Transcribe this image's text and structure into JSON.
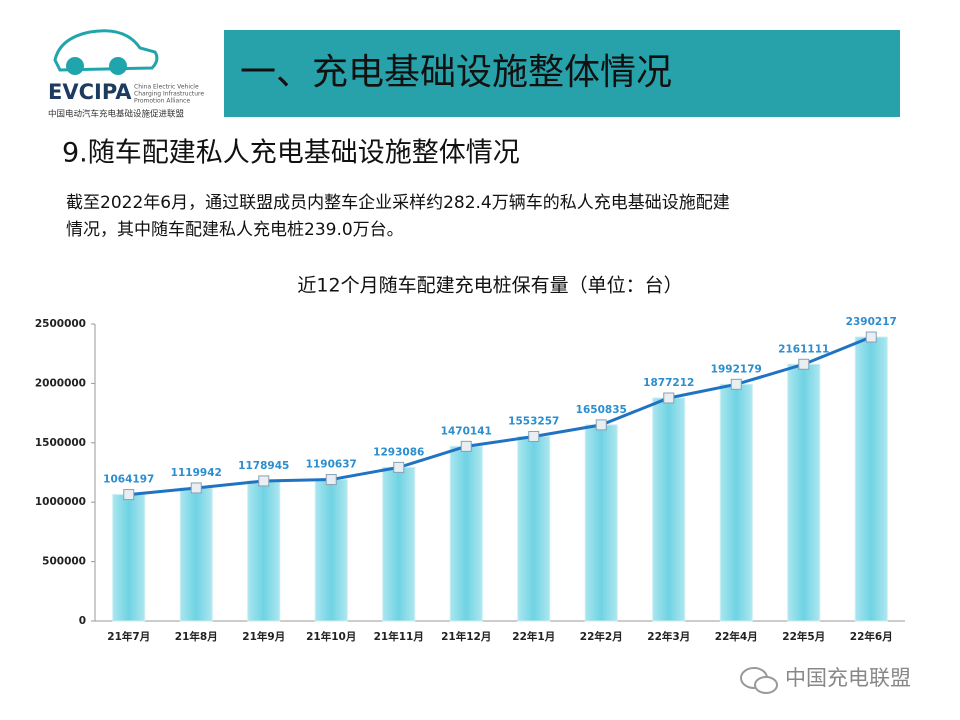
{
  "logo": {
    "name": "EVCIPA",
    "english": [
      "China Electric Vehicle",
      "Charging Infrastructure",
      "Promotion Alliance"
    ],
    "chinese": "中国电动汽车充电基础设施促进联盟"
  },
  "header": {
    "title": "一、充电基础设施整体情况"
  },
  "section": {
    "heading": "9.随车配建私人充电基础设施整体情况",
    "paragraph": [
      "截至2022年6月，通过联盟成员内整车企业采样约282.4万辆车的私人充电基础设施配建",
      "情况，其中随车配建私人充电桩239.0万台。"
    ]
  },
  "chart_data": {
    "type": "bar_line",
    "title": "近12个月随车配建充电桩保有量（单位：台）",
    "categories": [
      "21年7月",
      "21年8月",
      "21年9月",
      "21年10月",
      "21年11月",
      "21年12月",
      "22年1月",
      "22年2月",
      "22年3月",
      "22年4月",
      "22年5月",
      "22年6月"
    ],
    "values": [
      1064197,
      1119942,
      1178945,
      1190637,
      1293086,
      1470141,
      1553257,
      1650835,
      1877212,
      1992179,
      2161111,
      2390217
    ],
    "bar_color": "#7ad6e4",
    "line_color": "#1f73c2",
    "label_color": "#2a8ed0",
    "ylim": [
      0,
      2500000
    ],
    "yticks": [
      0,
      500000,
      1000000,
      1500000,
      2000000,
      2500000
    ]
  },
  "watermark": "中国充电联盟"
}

***

#### [WHAT THE EXERCISE ASKS]
Copy out the listing exactly as it stands, but not the pictures.

#### [RESULT OF THIS TASK]
Transcribe this image's text and structure into JSON.
{
  "logo": {
    "name": "EVCIPA",
    "english": [
      "China Electric Vehicle",
      "Charging Infrastructure",
      "Promotion Alliance"
    ],
    "chinese": "中国电动汽车充电基础设施促进联盟"
  },
  "header": {
    "title": "一、充电基础设施整体情况"
  },
  "section": {
    "heading": "9.随车配建私人充电基础设施整体情况",
    "paragraph": [
      "截至2022年6月，通过联盟成员内整车企业采样约282.4万辆车的私人充电基础设施配建",
      "情况，其中随车配建私人充电桩239.0万台。"
    ]
  },
  "chart_data": {
    "type": "bar_line",
    "title": "近12个月随车配建充电桩保有量（单位：台）",
    "categories": [
      "21年7月",
      "21年8月",
      "21年9月",
      "21年10月",
      "21年11月",
      "21年12月",
      "22年1月",
      "22年2月",
      "22年3月",
      "22年4月",
      "22年5月",
      "22年6月"
    ],
    "values": [
      1064197,
      1119942,
      1178945,
      1190637,
      1293086,
      1470141,
      1553257,
      1650835,
      1877212,
      1992179,
      2161111,
      2390217
    ],
    "bar_color": "#7ad6e4",
    "line_color": "#1f73c2",
    "label_color": "#2a8ed0",
    "ylim": [
      0,
      2500000
    ],
    "yticks": [
      0,
      500000,
      1000000,
      1500000,
      2000000,
      2500000
    ]
  },
  "watermark": "中国充电联盟"
}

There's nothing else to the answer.